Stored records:
+--

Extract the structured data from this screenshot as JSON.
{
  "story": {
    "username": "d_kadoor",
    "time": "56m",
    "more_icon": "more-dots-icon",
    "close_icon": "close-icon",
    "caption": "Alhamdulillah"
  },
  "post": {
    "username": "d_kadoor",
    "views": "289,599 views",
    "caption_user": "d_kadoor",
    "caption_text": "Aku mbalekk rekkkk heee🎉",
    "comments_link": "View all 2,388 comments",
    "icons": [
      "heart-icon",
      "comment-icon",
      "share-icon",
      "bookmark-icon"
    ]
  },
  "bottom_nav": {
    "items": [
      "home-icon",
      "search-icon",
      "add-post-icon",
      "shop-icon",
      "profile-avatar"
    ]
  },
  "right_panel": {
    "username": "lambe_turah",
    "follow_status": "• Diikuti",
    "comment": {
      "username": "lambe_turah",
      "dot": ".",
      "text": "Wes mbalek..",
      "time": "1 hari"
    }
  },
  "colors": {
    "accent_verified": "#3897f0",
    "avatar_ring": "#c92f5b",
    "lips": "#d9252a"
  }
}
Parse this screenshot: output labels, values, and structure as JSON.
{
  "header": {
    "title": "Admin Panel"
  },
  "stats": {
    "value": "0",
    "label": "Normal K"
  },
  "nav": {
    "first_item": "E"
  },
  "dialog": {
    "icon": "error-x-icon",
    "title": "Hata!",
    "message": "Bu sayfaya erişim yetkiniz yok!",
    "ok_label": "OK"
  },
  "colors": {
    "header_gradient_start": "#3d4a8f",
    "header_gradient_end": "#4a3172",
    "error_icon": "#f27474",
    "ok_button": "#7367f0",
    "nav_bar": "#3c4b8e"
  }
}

+--

Exercise objective:
Every entry must be quoted exactly as it appears above.

Complete output:
Extract the structured data from this screenshot as JSON.
{
  "story": {
    "username": "d_kadoor",
    "time": "56m",
    "more_icon": "more-dots-icon",
    "close_icon": "close-icon",
    "caption": "Alhamdulillah"
  },
  "post": {
    "username": "d_kadoor",
    "views": "289,599 views",
    "caption_user": "d_kadoor",
    "caption_text": "Aku mbalekk rekkkk heee🎉",
    "comments_link": "View all 2,388 comments",
    "icons": [
      "heart-icon",
      "comment-icon",
      "share-icon",
      "bookmark-icon"
    ]
  },
  "bottom_nav": {
    "items": [
      "home-icon",
      "search-icon",
      "add-post-icon",
      "shop-icon",
      "profile-avatar"
    ]
  },
  "right_panel": {
    "username": "lambe_turah",
    "follow_status": "• Diikuti",
    "comment": {
      "username": "lambe_turah",
      "dot": ".",
      "text": "Wes mbalek..",
      "time": "1 hari"
    }
  },
  "colors": {
    "accent_verified": "#3897f0",
    "avatar_ring": "#c92f5b",
    "lips": "#d9252a"
  }
}
Parse this screenshot: output labels, values, and structure as JSON.
{
  "header": {
    "title": "Admin Panel"
  },
  "stats": {
    "value": "0",
    "label": "Normal K"
  },
  "nav": {
    "first_item": "E"
  },
  "dialog": {
    "icon": "error-x-icon",
    "title": "Hata!",
    "message": "Bu sayfaya erişim yetkiniz yok!",
    "ok_label": "OK"
  },
  "colors": {
    "header_gradient_start": "#3d4a8f",
    "header_gradient_end": "#4a3172",
    "error_icon": "#f27474",
    "ok_button": "#7367f0",
    "nav_bar": "#3c4b8e"
  }
}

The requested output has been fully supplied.